:: BRIEF ::
Extract every line that contains the string "実験実習費".
--- Start of THE INPUT ---
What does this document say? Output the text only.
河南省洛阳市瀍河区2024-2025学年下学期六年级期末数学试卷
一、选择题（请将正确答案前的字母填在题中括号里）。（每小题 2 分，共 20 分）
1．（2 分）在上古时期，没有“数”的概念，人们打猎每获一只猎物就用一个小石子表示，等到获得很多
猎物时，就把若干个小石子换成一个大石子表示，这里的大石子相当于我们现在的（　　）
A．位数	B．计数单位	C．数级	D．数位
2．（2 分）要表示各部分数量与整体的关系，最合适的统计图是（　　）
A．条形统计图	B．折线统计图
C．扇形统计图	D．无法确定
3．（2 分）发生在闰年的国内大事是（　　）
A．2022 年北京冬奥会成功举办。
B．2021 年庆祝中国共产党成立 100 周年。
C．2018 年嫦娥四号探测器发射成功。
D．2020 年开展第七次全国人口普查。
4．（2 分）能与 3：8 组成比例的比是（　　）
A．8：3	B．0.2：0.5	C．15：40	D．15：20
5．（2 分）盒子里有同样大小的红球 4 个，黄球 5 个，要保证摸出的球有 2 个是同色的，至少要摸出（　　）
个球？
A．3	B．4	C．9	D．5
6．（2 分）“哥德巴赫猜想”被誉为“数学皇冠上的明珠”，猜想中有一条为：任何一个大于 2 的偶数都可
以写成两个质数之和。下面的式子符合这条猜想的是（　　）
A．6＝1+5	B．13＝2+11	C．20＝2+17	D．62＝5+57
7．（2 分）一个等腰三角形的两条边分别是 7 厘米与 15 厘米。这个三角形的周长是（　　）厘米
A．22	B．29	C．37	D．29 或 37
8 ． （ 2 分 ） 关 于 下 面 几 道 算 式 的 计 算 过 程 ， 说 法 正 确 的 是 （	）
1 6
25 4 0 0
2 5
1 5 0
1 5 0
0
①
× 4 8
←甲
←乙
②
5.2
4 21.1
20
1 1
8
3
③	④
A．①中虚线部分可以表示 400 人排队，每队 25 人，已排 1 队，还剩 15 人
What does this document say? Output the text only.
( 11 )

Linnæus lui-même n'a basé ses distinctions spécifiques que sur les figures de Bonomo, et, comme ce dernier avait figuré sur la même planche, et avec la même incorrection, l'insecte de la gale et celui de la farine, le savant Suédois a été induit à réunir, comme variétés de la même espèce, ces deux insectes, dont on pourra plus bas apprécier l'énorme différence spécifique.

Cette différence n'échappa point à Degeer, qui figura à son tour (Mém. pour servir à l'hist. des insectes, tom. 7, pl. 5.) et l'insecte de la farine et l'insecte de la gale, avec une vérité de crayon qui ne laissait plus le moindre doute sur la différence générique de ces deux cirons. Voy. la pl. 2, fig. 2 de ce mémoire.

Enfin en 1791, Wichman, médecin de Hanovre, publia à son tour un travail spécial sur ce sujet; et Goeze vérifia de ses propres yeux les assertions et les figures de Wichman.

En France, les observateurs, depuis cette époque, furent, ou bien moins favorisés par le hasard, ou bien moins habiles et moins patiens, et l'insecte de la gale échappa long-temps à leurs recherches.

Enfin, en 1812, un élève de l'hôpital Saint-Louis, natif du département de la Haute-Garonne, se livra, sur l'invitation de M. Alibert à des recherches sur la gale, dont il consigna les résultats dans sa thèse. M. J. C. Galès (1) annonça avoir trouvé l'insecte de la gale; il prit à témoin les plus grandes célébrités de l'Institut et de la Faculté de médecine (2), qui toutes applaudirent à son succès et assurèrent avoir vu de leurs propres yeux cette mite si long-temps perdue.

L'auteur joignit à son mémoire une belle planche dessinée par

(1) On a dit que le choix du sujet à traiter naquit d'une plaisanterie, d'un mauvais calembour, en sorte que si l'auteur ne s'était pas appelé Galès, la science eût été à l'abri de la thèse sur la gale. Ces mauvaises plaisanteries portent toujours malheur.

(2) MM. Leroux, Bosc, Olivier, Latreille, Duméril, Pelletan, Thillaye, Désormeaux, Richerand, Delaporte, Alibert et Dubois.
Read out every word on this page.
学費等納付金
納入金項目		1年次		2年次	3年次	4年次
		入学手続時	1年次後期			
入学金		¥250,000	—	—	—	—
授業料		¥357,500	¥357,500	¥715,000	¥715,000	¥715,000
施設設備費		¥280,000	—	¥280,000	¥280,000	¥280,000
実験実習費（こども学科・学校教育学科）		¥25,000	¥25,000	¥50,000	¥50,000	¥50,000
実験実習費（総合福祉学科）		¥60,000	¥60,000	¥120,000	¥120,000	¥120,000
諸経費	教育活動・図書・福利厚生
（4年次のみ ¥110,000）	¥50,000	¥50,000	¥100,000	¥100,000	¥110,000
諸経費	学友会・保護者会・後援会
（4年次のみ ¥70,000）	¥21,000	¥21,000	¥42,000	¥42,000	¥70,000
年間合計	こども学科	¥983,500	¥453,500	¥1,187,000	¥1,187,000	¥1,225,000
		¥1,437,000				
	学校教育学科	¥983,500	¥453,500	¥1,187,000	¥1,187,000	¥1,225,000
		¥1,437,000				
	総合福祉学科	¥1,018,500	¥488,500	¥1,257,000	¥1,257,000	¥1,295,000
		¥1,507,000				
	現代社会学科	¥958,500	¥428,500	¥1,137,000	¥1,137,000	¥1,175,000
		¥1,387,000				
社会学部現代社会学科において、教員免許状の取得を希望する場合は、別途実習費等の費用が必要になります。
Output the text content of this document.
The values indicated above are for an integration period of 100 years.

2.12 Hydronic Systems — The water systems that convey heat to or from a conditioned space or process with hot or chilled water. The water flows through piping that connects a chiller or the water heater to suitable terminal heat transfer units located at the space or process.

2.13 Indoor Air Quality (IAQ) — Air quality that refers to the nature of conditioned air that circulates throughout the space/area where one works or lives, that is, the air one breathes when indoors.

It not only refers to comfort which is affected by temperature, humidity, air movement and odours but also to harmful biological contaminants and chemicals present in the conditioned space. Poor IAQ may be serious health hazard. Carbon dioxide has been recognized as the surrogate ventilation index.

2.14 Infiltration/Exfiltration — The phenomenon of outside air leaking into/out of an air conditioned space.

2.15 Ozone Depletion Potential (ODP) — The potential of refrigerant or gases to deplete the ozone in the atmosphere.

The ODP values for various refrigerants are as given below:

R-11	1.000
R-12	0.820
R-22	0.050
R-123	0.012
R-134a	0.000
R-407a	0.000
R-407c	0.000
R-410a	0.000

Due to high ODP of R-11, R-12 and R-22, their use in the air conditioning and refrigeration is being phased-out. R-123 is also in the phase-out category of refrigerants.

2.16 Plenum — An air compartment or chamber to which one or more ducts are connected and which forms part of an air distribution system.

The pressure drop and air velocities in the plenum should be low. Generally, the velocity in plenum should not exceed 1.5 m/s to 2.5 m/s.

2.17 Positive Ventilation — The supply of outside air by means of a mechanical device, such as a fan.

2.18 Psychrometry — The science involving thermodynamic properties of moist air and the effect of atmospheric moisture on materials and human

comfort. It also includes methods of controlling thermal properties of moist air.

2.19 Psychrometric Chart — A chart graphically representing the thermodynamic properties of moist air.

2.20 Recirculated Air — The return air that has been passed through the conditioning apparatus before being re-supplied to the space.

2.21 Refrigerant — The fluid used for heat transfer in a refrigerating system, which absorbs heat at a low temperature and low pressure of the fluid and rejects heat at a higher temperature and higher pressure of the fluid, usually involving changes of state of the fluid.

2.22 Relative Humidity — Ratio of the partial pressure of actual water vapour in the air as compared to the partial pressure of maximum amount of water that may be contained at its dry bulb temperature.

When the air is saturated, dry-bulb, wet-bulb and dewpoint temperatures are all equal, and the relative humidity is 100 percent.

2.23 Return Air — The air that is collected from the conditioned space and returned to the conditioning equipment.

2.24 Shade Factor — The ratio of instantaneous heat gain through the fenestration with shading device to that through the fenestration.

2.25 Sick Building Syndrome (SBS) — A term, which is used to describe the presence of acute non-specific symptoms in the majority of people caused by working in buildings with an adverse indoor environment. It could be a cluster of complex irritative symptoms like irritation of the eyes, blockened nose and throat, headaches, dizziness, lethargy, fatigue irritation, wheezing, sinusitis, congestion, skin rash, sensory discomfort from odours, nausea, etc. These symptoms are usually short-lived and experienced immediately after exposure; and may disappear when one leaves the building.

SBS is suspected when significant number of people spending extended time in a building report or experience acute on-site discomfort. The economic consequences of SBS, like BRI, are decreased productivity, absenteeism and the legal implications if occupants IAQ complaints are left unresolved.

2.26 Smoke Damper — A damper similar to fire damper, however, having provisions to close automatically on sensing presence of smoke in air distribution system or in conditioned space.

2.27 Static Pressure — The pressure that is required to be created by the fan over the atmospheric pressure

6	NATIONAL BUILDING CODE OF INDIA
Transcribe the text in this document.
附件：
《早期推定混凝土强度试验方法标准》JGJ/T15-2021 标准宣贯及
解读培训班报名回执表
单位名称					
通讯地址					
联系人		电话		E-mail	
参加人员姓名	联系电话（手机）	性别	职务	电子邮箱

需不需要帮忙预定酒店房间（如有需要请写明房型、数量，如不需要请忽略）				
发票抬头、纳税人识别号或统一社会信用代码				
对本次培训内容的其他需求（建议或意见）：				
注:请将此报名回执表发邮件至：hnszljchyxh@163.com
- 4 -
--- End of THE INPUT ---
:: RESULT FOR THIS TASK ::
実験実習費（こども学科・学校教育学科）		¥25,000	¥25,000	¥50,000	¥50,000	¥50,000
実験実習費（総合福祉学科）		¥60,000	¥60,000	¥120,000	¥120,000	¥120,000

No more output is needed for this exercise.